**Data records**
— BEGIN —
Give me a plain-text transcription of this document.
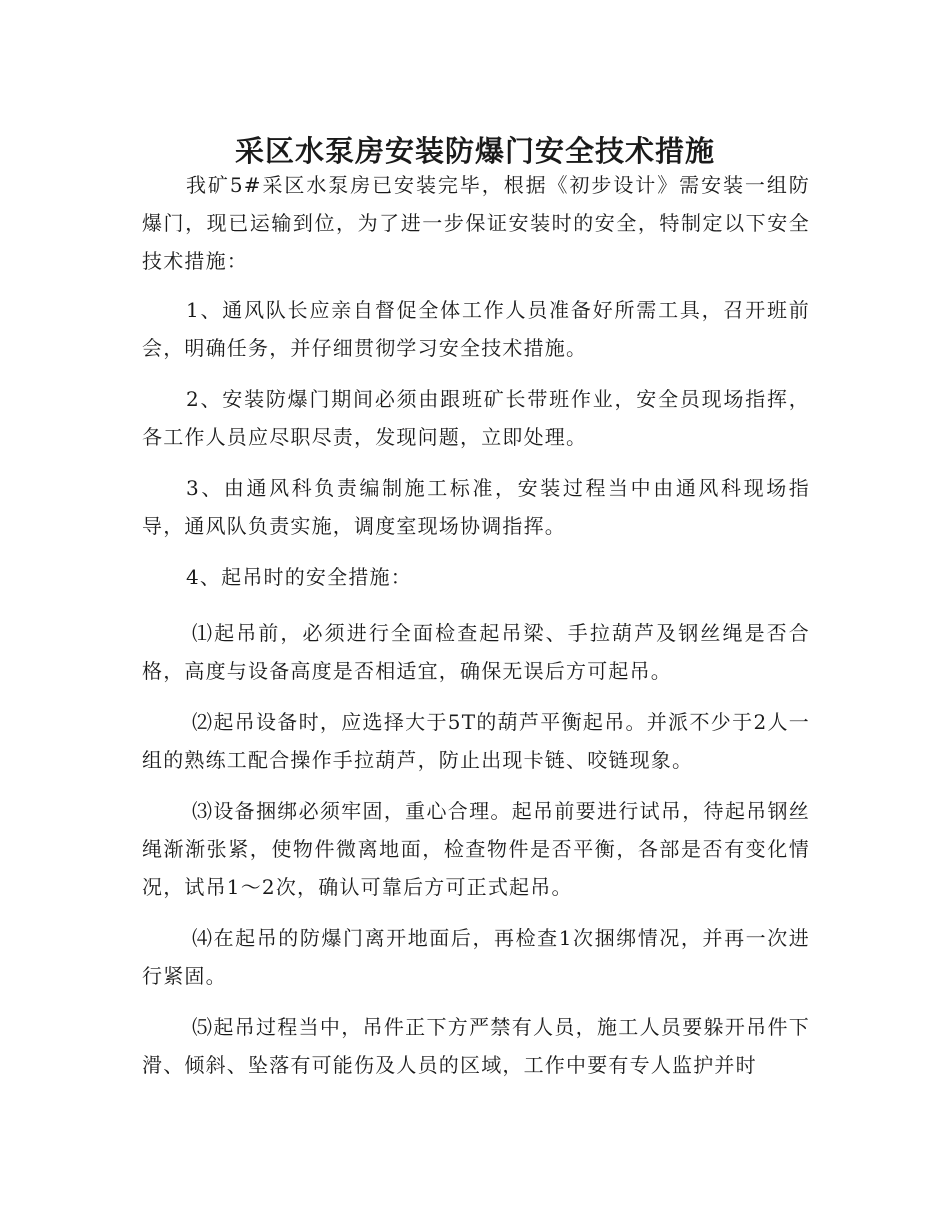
采区水泵房安装防爆门安全技术措施

我矿5#采区水泵房已安装完毕，根据《初步设计》需安装一组防爆门，现已运输到位，为了进一步保证安装时的安全，特制定以下安全技术措施：

1、通风队长应亲自督促全体工作人员准备好所需工具，召开班前会，明确任务，并仔细贯彻学习安全技术措施。

2、安装防爆门期间必须由跟班矿长带班作业，安全员现场指挥，各工作人员应尽职尽责，发现问题，立即处理。

3、由通风科负责编制施工标准，安装过程当中由通风科现场指导，通风队负责实施，调度室现场协调指挥。

4、起吊时的安全措施：

⑴起吊前，必须进行全面检查起吊梁、手拉葫芦及钢丝绳是否合格，高度与设备高度是否相适宜，确保无误后方可起吊。

⑵起吊设备时，应选择大于5T的葫芦平衡起吊。并派不少于2人一组的熟练工配合操作手拉葫芦，防止出现卡链、咬链现象。

⑶设备捆绑必须牢固，重心合理。起吊前要进行试吊，待起吊钢丝绳渐渐张紧，使物件微离地面，检查物件是否平衡，各部是否有变化情况，试吊1～2次，确认可靠后方可正式起吊。

⑷在起吊的防爆门离开地面后，再检查1次捆绑情况，并再一次进行紧固。

⑸起吊过程当中，吊件正下方严禁有人员，施工人员要躲开吊件下滑、倾斜、坠落有可能伤及人员的区域，工作中要有专人监护并时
— END —
Print all entries exactly. The images do not belong in the copy.

Give me a plain-text transcription of this document.
采区水泵房安装防爆门安全技术措施

我矿5#采区水泵房已安装完毕，根据《初步设计》需安装一组防爆门，现已运输到位，为了进一步保证安装时的安全，特制定以下安全技术措施：

1、通风队长应亲自督促全体工作人员准备好所需工具，召开班前会，明确任务，并仔细贯彻学习安全技术措施。

2、安装防爆门期间必须由跟班矿长带班作业，安全员现场指挥，各工作人员应尽职尽责，发现问题，立即处理。

3、由通风科负责编制施工标准，安装过程当中由通风科现场指导，通风队负责实施，调度室现场协调指挥。

4、起吊时的安全措施：

⑴起吊前，必须进行全面检查起吊梁、手拉葫芦及钢丝绳是否合格，高度与设备高度是否相适宜，确保无误后方可起吊。

⑵起吊设备时，应选择大于5T的葫芦平衡起吊。并派不少于2人一组的熟练工配合操作手拉葫芦，防止出现卡链、咬链现象。

⑶设备捆绑必须牢固，重心合理。起吊前要进行试吊，待起吊钢丝绳渐渐张紧，使物件微离地面，检查物件是否平衡，各部是否有变化情况，试吊1～2次，确认可靠后方可正式起吊。

⑷在起吊的防爆门离开地面后，再检查1次捆绑情况，并再一次进行紧固。

⑸起吊过程当中，吊件正下方严禁有人员，施工人员要躲开吊件下滑、倾斜、坠落有可能伤及人员的区域，工作中要有专人监护并时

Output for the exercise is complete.